◆ **What you are asked to do**:
Scan the listing below for the word "online" and state how many lines hold it. Write nothing but the number.

[Begin Information provided]

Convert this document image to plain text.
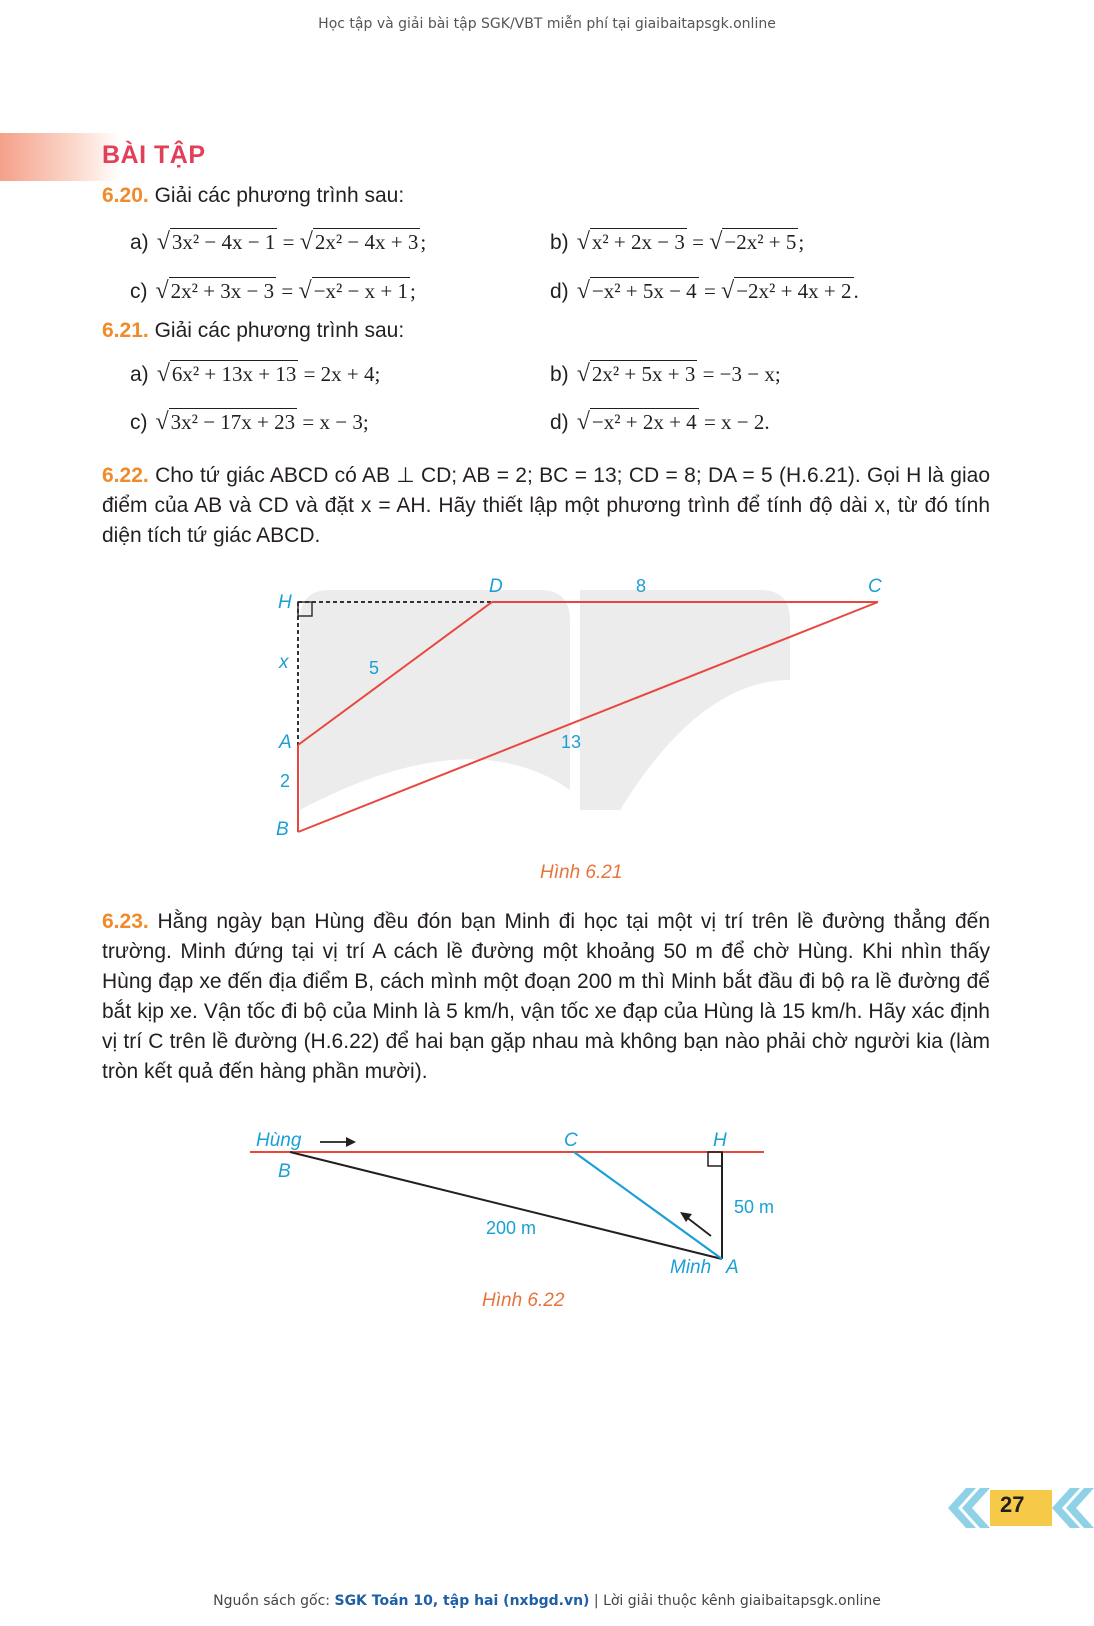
Học tập và giải bài tập SGK/VBT miễn phí tại giaibaitapsgk.online
BÀI TẬP
6.20. Giải các phương trình sau:
a) √3x² − 4x − 1 = √2x² − 4x + 3;	b) √x² + 2x − 3 = √−2x² + 5;
c) √2x² + 3x − 3 = √−x² − x + 1;	d) √−x² + 5x − 4 = √−2x² + 4x + 2.
6.21. Giải các phương trình sau:
a) √6x² + 13x + 13 = 2x + 4;	b) √2x² + 5x + 3 = −3 − x;
c) √3x² − 17x + 23 = x − 3;	d) √−x² + 2x + 4 = x − 2.
6.22. Cho tứ giác ABCD có AB ⊥ CD; AB = 2; BC = 13; CD = 8; DA = 5 (H.6.21). Gọi H là giao điểm của AB và CD và đặt x = AH. Hãy thiết lập một phương trình để tính độ dài x, từ đó tính diện tích tứ giác ABCD.
H
D	8	C
x	5
A	13
2
B
Hình 6.21
6.23. Hằng ngày bạn Hùng đều đón bạn Minh đi học tại một vị trí trên lề đường thẳng đến trường. Minh đứng tại vị trí A cách lề đường một khoảng 50 m để chờ Hùng. Khi nhìn thấy Hùng đạp xe đến địa điểm B, cách mình một đoạn 200 m thì Minh bắt đầu đi bộ ra lề đường để bắt kịp xe. Vận tốc đi bộ của Minh là 5 km/h, vận tốc xe đạp của Hùng là 15 km/h. Hãy xác định vị trí C trên lề đường (H.6.22) để hai bạn gặp nhau mà không bạn nào phải chờ người kia (làm tròn kết quả đến hàng phần mười).
Hùng
B
C	H
50 m
200 m
Minh A
Hình 6.22
27
Nguồn sách gốc: SGK Toán 10, tập hai (nxbgd.vn) | Lời giải thuộc kênh giaibaitapsgk.online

[End Information provided]

◆ **Solution to this exercise**:
2